━━ Dataset entries ━━

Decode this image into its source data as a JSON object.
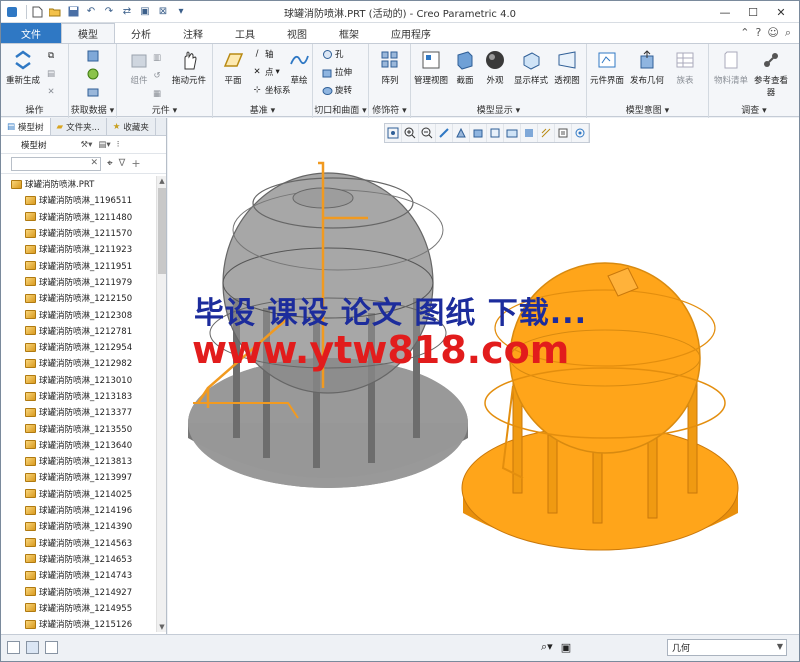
{
  "window": {
    "title": "球罐消防喷淋.PRT (活动的) - Creo Parametric 4.0"
  },
  "ribbon": {
    "tabs": [
      "文件",
      "模型",
      "分析",
      "注释",
      "工具",
      "视图",
      "框架",
      "应用程序"
    ],
    "active_tab": "模型",
    "groups": {
      "operations": {
        "label": "操作",
        "regenerate": "重新生成"
      },
      "get_data": {
        "label": "获取数据",
        "component_interface": "组件"
      },
      "elements": {
        "label": "元件",
        "drag": "拖动元件"
      },
      "datum": {
        "label": "基准",
        "plane": "平面",
        "axis": "轴",
        "point": "点",
        "csys": "坐标系",
        "sketch": "草绘"
      },
      "cut_surface": {
        "label": "切口和曲面",
        "hole": "孔",
        "extrude": "拉伸",
        "revolve": "旋转"
      },
      "modifiers": {
        "label": "修饰符",
        "pattern": "阵列"
      },
      "model_display": {
        "label": "模型显示",
        "manage_views": "管理视图",
        "section": "截面",
        "appearance": "外观",
        "display_style": "显示样式",
        "perspective": "透视图"
      },
      "model_intent": {
        "label": "模型意图",
        "component_interface": "元件界面",
        "publish_geometry": "发布几何",
        "table": "族表"
      },
      "investigate": {
        "label": "调查",
        "bill_of_materials": "物料清单",
        "reference_viewer": "参考查看器"
      }
    }
  },
  "left_panel": {
    "tabs": [
      "模型树",
      "文件夹...",
      "收藏夹"
    ],
    "toolbar_label": "模型树",
    "root": "球罐消防喷淋.PRT",
    "items": [
      "球罐消防喷淋_1196511",
      "球罐消防喷淋_1211480",
      "球罐消防喷淋_1211570",
      "球罐消防喷淋_1211923",
      "球罐消防喷淋_1211951",
      "球罐消防喷淋_1211979",
      "球罐消防喷淋_1212150",
      "球罐消防喷淋_1212308",
      "球罐消防喷淋_1212781",
      "球罐消防喷淋_1212954",
      "球罐消防喷淋_1212982",
      "球罐消防喷淋_1213010",
      "球罐消防喷淋_1213183",
      "球罐消防喷淋_1213377",
      "球罐消防喷淋_1213550",
      "球罐消防喷淋_1213640",
      "球罐消防喷淋_1213813",
      "球罐消防喷淋_1213997",
      "球罐消防喷淋_1214025",
      "球罐消防喷淋_1214196",
      "球罐消防喷淋_1214390",
      "球罐消防喷淋_1214563",
      "球罐消防喷淋_1214653",
      "球罐消防喷淋_1214743",
      "球罐消防喷淋_1214927",
      "球罐消防喷淋_1214955",
      "球罐消防喷淋_1215126"
    ]
  },
  "viewport": {
    "watermark_line1": "毕设 课设 论文 图纸 下载...",
    "watermark_line2": "www.ytw818.com",
    "colors": {
      "gray_model": "#8c8c8c",
      "orange_model": "#ffa51a",
      "watermark_blue": "#1c2c9c",
      "watermark_red": "#e21c1c"
    }
  },
  "status_bar": {
    "filter_value": "几何"
  }
}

━━━

Short task =
Write out the whole listing exactly, and drop the pictures.

Right answer =
Decode this image into its source data as a JSON object.
{
  "window": {
    "title": "球罐消防喷淋.PRT (活动的) - Creo Parametric 4.0"
  },
  "ribbon": {
    "tabs": [
      "文件",
      "模型",
      "分析",
      "注释",
      "工具",
      "视图",
      "框架",
      "应用程序"
    ],
    "active_tab": "模型",
    "groups": {
      "operations": {
        "label": "操作",
        "regenerate": "重新生成"
      },
      "get_data": {
        "label": "获取数据",
        "component_interface": "组件"
      },
      "elements": {
        "label": "元件",
        "drag": "拖动元件"
      },
      "datum": {
        "label": "基准",
        "plane": "平面",
        "axis": "轴",
        "point": "点",
        "csys": "坐标系",
        "sketch": "草绘"
      },
      "cut_surface": {
        "label": "切口和曲面",
        "hole": "孔",
        "extrude": "拉伸",
        "revolve": "旋转"
      },
      "modifiers": {
        "label": "修饰符",
        "pattern": "阵列"
      },
      "model_display": {
        "label": "模型显示",
        "manage_views": "管理视图",
        "section": "截面",
        "appearance": "外观",
        "display_style": "显示样式",
        "perspective": "透视图"
      },
      "model_intent": {
        "label": "模型意图",
        "component_interface": "元件界面",
        "publish_geometry": "发布几何",
        "table": "族表"
      },
      "investigate": {
        "label": "调查",
        "bill_of_materials": "物料清单",
        "reference_viewer": "参考查看器"
      }
    }
  },
  "left_panel": {
    "tabs": [
      "模型树",
      "文件夹...",
      "收藏夹"
    ],
    "toolbar_label": "模型树",
    "root": "球罐消防喷淋.PRT",
    "items": [
      "球罐消防喷淋_1196511",
      "球罐消防喷淋_1211480",
      "球罐消防喷淋_1211570",
      "球罐消防喷淋_1211923",
      "球罐消防喷淋_1211951",
      "球罐消防喷淋_1211979",
      "球罐消防喷淋_1212150",
      "球罐消防喷淋_1212308",
      "球罐消防喷淋_1212781",
      "球罐消防喷淋_1212954",
      "球罐消防喷淋_1212982",
      "球罐消防喷淋_1213010",
      "球罐消防喷淋_1213183",
      "球罐消防喷淋_1213377",
      "球罐消防喷淋_1213550",
      "球罐消防喷淋_1213640",
      "球罐消防喷淋_1213813",
      "球罐消防喷淋_1213997",
      "球罐消防喷淋_1214025",
      "球罐消防喷淋_1214196",
      "球罐消防喷淋_1214390",
      "球罐消防喷淋_1214563",
      "球罐消防喷淋_1214653",
      "球罐消防喷淋_1214743",
      "球罐消防喷淋_1214927",
      "球罐消防喷淋_1214955",
      "球罐消防喷淋_1215126"
    ]
  },
  "viewport": {
    "watermark_line1": "毕设 课设 论文 图纸 下载...",
    "watermark_line2": "www.ytw818.com",
    "colors": {
      "gray_model": "#8c8c8c",
      "orange_model": "#ffa51a",
      "watermark_blue": "#1c2c9c",
      "watermark_red": "#e21c1c"
    }
  },
  "status_bar": {
    "filter_value": "几何"
  }
}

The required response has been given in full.